* Start *
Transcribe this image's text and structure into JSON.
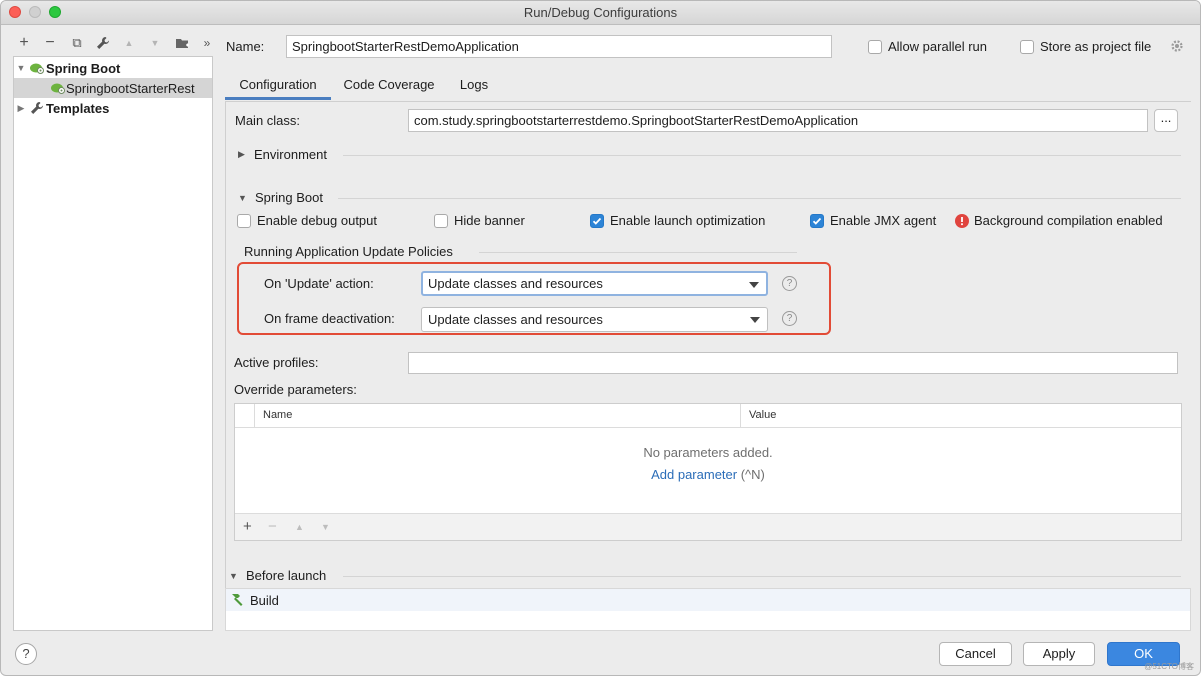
{
  "window": {
    "title": "Run/Debug Configurations"
  },
  "toolbar": {
    "add": "+",
    "remove": "−",
    "copy": "⧉",
    "edit": "🔧",
    "up": "▲",
    "down": "▼",
    "folder": "▣",
    "more": "»"
  },
  "tree": {
    "items": [
      {
        "label": "Spring Boot",
        "arrow": "▼",
        "icon": "spring-boot-icon"
      },
      {
        "label": "SpringbootStarterRest",
        "icon": "spring-boot-config-icon"
      },
      {
        "label": "Templates",
        "arrow": "▶",
        "icon": "wrench-icon"
      }
    ]
  },
  "header": {
    "name_label": "Name:",
    "name_value": "SpringbootStarterRestDemoApplication",
    "allow_parallel_label": "Allow parallel run",
    "allow_parallel_checked": false,
    "store_project_label": "Store as project file",
    "store_project_checked": false
  },
  "tabs": [
    {
      "label": "Configuration",
      "active": true
    },
    {
      "label": "Code Coverage",
      "active": false
    },
    {
      "label": "Logs",
      "active": false
    }
  ],
  "config": {
    "main_class_label": "Main class:",
    "main_class_value": "com.study.springbootstarterrestdemo.SpringbootStarterRestDemoApplication",
    "ellipsis": "...",
    "environment_label": "Environment",
    "spring_boot_label": "Spring Boot",
    "options": [
      {
        "label": "Enable debug output",
        "checked": false
      },
      {
        "label": "Hide banner",
        "checked": false
      },
      {
        "label": "Enable launch optimization",
        "checked": true
      },
      {
        "label": "Enable JMX agent",
        "checked": true
      }
    ],
    "warning_label": "Background compilation enabled",
    "policies_label": "Running Application Update Policies",
    "update_action_label": "On 'Update' action:",
    "update_action_value": "Update classes and resources",
    "frame_deactivation_label": "On frame deactivation:",
    "frame_deactivation_value": "Update classes and resources",
    "help_glyph": "?",
    "active_profiles_label": "Active profiles:",
    "active_profiles_value": "",
    "override_label": "Override parameters:",
    "params": {
      "col_name": "Name",
      "col_value": "Value",
      "empty_text": "No parameters added.",
      "add_link": "Add parameter",
      "add_shortcut": " (^N)",
      "footer_add": "+",
      "footer_remove": "−",
      "footer_up": "▲",
      "footer_down": "▼"
    },
    "before_launch_label": "Before launch",
    "build_label": "Build"
  },
  "footer": {
    "help": "?",
    "cancel": "Cancel",
    "apply": "Apply",
    "ok": "OK",
    "watermark": "@51CTO博客"
  },
  "colors": {
    "accent": "#3b87e0",
    "highlight_border": "#e24b36",
    "link": "#2b6db8",
    "error": "#e0443e"
  }
}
* End *
**INSTRUCTION:**
Using the material above, set down every line exactly, but skip the pictures.

**SOLUTION TO THIS PROBLEM:**
Transcribe this image's text and structure into JSON.
{
  "window": {
    "title": "Run/Debug Configurations"
  },
  "toolbar": {
    "add": "+",
    "remove": "−",
    "copy": "⧉",
    "edit": "🔧",
    "up": "▲",
    "down": "▼",
    "folder": "▣",
    "more": "»"
  },
  "tree": {
    "items": [
      {
        "label": "Spring Boot",
        "arrow": "▼",
        "icon": "spring-boot-icon"
      },
      {
        "label": "SpringbootStarterRest",
        "icon": "spring-boot-config-icon"
      },
      {
        "label": "Templates",
        "arrow": "▶",
        "icon": "wrench-icon"
      }
    ]
  },
  "header": {
    "name_label": "Name:",
    "name_value": "SpringbootStarterRestDemoApplication",
    "allow_parallel_label": "Allow parallel run",
    "allow_parallel_checked": false,
    "store_project_label": "Store as project file",
    "store_project_checked": false
  },
  "tabs": [
    {
      "label": "Configuration",
      "active": true
    },
    {
      "label": "Code Coverage",
      "active": false
    },
    {
      "label": "Logs",
      "active": false
    }
  ],
  "config": {
    "main_class_label": "Main class:",
    "main_class_value": "com.study.springbootstarterrestdemo.SpringbootStarterRestDemoApplication",
    "ellipsis": "...",
    "environment_label": "Environment",
    "spring_boot_label": "Spring Boot",
    "options": [
      {
        "label": "Enable debug output",
        "checked": false
      },
      {
        "label": "Hide banner",
        "checked": false
      },
      {
        "label": "Enable launch optimization",
        "checked": true
      },
      {
        "label": "Enable JMX agent",
        "checked": true
      }
    ],
    "warning_label": "Background compilation enabled",
    "policies_label": "Running Application Update Policies",
    "update_action_label": "On 'Update' action:",
    "update_action_value": "Update classes and resources",
    "frame_deactivation_label": "On frame deactivation:",
    "frame_deactivation_value": "Update classes and resources",
    "help_glyph": "?",
    "active_profiles_label": "Active profiles:",
    "active_profiles_value": "",
    "override_label": "Override parameters:",
    "params": {
      "col_name": "Name",
      "col_value": "Value",
      "empty_text": "No parameters added.",
      "add_link": "Add parameter",
      "add_shortcut": " (^N)",
      "footer_add": "+",
      "footer_remove": "−",
      "footer_up": "▲",
      "footer_down": "▼"
    },
    "before_launch_label": "Before launch",
    "build_label": "Build"
  },
  "footer": {
    "help": "?",
    "cancel": "Cancel",
    "apply": "Apply",
    "ok": "OK",
    "watermark": "@51CTO博客"
  },
  "colors": {
    "accent": "#3b87e0",
    "highlight_border": "#e24b36",
    "link": "#2b6db8",
    "error": "#e0443e"
  }
}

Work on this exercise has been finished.